## What to produce
Include in the output the line containing "Extract the structured" and each subsequent line of the records, through the end, transcribed exactly. Add nothing else.

[Start]

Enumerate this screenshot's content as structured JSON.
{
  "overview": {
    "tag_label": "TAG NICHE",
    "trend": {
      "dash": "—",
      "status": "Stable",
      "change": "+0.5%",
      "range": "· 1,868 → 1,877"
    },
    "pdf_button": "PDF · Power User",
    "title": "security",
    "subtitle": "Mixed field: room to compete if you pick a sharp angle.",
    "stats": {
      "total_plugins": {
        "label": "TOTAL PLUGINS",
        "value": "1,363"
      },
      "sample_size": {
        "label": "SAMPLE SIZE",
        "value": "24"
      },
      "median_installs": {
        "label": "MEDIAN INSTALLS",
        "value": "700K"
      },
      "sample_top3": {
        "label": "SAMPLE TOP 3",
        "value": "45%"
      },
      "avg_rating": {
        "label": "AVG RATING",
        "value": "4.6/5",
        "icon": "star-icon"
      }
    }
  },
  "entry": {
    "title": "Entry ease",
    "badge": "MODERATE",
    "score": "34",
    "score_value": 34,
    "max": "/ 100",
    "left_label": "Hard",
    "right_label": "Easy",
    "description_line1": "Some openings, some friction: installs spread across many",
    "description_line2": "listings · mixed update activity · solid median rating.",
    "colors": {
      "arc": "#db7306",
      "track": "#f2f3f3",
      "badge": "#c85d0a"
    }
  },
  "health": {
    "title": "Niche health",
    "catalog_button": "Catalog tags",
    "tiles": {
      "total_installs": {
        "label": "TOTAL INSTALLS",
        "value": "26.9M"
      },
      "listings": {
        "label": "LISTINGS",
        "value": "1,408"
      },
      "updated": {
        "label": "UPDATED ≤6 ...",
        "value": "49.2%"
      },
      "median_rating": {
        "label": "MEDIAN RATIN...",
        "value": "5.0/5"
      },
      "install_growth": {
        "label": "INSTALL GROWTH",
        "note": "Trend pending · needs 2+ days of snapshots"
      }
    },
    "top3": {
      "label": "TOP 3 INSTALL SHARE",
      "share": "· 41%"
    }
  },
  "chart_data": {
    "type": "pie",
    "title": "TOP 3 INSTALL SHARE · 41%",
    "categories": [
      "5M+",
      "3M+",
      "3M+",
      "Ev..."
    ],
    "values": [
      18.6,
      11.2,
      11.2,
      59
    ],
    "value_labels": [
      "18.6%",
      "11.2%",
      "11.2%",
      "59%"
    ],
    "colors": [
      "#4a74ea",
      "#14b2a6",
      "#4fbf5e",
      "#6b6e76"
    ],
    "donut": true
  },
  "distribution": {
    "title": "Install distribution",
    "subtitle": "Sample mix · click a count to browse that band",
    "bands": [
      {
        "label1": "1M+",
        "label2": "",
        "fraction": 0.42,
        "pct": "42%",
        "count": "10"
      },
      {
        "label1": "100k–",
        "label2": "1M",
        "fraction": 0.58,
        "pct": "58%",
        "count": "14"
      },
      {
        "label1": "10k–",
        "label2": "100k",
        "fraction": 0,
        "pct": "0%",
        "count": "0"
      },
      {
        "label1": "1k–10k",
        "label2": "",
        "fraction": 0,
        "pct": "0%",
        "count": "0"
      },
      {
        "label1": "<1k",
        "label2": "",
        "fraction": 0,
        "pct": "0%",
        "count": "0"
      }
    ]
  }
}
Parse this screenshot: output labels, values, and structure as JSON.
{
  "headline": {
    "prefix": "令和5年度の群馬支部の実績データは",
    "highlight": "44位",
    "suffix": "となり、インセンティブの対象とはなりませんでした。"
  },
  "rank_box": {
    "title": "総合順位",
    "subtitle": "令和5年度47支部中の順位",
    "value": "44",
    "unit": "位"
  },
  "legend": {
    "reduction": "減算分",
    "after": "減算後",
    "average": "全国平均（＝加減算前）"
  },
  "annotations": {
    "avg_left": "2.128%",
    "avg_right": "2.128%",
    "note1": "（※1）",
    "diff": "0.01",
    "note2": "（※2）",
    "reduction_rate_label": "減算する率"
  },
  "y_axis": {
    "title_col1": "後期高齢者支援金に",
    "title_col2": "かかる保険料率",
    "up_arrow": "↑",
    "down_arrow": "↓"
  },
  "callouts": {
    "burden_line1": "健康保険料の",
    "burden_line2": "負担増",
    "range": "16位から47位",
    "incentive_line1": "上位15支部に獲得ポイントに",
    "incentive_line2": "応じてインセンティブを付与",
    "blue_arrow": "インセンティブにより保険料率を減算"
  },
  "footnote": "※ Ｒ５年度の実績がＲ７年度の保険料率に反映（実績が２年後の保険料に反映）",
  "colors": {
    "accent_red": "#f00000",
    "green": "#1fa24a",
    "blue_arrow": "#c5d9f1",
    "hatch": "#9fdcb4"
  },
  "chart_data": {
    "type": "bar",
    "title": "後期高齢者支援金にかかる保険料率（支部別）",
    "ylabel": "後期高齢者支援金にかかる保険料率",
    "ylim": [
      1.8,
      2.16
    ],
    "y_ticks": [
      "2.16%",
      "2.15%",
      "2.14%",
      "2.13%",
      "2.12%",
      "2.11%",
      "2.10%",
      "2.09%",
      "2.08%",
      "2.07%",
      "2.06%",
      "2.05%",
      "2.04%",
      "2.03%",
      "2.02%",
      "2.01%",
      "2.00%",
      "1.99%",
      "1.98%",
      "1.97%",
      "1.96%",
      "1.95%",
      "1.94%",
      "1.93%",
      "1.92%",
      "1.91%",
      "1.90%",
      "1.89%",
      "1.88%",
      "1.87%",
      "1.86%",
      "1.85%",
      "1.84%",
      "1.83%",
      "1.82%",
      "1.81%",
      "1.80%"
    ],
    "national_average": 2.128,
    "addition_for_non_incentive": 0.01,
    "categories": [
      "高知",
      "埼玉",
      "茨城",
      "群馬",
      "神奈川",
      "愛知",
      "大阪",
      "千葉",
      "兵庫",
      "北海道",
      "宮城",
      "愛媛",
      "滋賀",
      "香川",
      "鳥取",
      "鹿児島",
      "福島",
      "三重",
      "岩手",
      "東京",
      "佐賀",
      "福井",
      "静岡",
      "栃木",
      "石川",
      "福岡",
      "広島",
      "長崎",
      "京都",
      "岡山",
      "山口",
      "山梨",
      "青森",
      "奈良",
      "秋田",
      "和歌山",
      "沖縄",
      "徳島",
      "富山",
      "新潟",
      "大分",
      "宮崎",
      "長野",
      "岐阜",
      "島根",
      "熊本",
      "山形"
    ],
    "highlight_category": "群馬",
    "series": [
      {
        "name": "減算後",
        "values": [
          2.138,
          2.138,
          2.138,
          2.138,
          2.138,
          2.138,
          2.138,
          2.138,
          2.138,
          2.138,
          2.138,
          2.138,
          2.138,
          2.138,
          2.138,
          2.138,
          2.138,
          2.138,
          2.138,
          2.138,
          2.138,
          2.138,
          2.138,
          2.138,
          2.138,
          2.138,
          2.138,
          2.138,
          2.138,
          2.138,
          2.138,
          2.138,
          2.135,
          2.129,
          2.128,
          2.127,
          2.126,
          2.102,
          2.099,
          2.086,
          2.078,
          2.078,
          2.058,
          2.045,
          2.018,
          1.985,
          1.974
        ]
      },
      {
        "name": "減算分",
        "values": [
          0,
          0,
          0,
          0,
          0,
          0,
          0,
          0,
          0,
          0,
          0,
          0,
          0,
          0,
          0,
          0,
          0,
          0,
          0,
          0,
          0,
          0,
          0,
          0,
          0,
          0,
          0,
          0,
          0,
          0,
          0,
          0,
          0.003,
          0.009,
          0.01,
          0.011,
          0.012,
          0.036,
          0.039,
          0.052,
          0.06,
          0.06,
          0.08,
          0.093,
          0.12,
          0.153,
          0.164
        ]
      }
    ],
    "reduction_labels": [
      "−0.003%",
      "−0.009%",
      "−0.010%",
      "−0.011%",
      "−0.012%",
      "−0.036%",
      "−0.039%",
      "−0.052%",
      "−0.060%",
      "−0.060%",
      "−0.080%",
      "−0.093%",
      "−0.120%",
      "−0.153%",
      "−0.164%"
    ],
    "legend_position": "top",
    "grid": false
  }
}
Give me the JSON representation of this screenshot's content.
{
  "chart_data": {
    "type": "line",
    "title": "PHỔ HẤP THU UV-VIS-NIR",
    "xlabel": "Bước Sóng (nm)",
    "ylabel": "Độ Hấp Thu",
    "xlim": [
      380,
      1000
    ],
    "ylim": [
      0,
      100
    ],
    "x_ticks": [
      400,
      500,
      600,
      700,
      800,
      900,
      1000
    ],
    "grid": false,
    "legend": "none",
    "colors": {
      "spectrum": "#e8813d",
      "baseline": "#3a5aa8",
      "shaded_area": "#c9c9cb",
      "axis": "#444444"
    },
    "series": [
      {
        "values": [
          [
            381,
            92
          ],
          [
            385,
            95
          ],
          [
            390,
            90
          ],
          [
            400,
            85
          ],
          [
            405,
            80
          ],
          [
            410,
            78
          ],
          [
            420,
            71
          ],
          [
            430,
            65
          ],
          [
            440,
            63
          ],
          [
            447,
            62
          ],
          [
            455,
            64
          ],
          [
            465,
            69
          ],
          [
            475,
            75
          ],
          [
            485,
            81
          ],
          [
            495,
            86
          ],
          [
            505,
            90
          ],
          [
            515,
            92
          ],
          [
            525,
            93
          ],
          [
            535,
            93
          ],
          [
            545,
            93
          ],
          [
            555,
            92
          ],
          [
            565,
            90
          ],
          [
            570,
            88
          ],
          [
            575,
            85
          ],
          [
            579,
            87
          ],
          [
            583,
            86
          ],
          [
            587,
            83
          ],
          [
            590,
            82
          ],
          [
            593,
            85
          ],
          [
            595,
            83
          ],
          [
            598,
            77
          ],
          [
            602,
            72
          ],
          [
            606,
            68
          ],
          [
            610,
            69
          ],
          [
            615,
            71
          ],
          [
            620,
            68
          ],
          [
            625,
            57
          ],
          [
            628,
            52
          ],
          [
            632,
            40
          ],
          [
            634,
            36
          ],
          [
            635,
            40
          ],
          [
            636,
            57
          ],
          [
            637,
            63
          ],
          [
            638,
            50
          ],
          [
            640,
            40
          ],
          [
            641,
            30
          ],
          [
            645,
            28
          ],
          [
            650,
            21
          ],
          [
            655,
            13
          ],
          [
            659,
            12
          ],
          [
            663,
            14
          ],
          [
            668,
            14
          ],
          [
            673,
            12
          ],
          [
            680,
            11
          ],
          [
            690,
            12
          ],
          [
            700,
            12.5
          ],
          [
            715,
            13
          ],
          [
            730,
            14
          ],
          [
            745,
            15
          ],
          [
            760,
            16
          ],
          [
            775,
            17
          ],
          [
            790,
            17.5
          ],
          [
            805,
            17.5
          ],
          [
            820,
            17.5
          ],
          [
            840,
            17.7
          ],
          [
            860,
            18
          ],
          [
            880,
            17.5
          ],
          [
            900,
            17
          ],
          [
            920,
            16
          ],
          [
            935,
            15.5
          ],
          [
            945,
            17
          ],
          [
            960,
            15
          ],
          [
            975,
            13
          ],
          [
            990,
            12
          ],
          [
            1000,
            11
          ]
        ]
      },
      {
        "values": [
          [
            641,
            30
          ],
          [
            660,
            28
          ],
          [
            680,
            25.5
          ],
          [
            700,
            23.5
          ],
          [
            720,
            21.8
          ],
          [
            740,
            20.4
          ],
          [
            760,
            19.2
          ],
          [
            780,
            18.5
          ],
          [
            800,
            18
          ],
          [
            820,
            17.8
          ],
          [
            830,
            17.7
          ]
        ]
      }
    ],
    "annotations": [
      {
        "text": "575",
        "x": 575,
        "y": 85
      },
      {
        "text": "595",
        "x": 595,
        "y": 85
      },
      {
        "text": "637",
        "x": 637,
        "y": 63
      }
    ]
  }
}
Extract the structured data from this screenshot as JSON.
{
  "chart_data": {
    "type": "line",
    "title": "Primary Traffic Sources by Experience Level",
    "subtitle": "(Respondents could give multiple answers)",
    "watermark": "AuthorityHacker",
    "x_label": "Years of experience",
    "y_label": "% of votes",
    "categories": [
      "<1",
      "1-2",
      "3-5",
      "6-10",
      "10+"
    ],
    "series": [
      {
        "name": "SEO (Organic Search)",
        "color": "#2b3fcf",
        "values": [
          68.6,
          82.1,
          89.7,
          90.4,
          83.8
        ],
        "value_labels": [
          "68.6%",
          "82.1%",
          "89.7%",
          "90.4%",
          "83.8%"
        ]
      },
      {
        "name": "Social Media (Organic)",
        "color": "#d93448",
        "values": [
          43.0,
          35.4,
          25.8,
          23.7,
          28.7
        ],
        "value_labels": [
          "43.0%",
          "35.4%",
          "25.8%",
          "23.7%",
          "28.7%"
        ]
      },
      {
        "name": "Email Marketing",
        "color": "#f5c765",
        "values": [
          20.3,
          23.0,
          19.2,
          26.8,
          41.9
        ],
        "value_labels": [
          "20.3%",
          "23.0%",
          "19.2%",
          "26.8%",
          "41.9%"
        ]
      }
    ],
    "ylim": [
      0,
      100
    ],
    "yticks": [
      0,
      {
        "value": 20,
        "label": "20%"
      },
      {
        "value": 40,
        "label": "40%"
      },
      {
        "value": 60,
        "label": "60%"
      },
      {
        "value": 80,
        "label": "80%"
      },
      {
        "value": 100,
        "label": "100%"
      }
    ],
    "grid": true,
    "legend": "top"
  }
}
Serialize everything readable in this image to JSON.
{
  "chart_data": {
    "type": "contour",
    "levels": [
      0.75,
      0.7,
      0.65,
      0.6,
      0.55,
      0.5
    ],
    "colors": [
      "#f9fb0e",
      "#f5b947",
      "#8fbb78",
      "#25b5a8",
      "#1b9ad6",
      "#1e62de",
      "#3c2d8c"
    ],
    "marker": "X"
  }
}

[End]

## The reply
Extract the structured data from this screenshot as JSON.
{
  "chart_data": {
    "type": "line",
    "title": "Primary Traffic Sources by Experience Level",
    "subtitle": "(Respondents could give multiple answers)",
    "watermark": "AuthorityHacker",
    "x_label": "Years of experience",
    "y_label": "% of votes",
    "categories": [
      "<1",
      "1-2",
      "3-5",
      "6-10",
      "10+"
    ],
    "series": [
      {
        "name": "SEO (Organic Search)",
        "color": "#2b3fcf",
        "values": [
          68.6,
          82.1,
          89.7,
          90.4,
          83.8
        ],
        "value_labels": [
          "68.6%",
          "82.1%",
          "89.7%",
          "90.4%",
          "83.8%"
        ]
      },
      {
        "name": "Social Media (Organic)",
        "color": "#d93448",
        "values": [
          43.0,
          35.4,
          25.8,
          23.7,
          28.7
        ],
        "value_labels": [
          "43.0%",
          "35.4%",
          "25.8%",
          "23.7%",
          "28.7%"
        ]
      },
      {
        "name": "Email Marketing",
        "color": "#f5c765",
        "values": [
          20.3,
          23.0,
          19.2,
          26.8,
          41.9
        ],
        "value_labels": [
          "20.3%",
          "23.0%",
          "19.2%",
          "26.8%",
          "41.9%"
        ]
      }
    ],
    "ylim": [
      0,
      100
    ],
    "yticks": [
      0,
      {
        "value": 20,
        "label": "20%"
      },
      {
        "value": 40,
        "label": "40%"
      },
      {
        "value": 60,
        "label": "60%"
      },
      {
        "value": 80,
        "label": "80%"
      },
      {
        "value": 100,
        "label": "100%"
      }
    ],
    "grid": true,
    "legend": "top"
  }
}
Serialize everything readable in this image to JSON.
{
  "chart_data": {
    "type": "contour",
    "levels": [
      0.75,
      0.7,
      0.65,
      0.6,
      0.55,
      0.5
    ],
    "colors": [
      "#f9fb0e",
      "#f5b947",
      "#8fbb78",
      "#25b5a8",
      "#1b9ad6",
      "#1e62de",
      "#3c2d8c"
    ],
    "marker": "X"
  }
}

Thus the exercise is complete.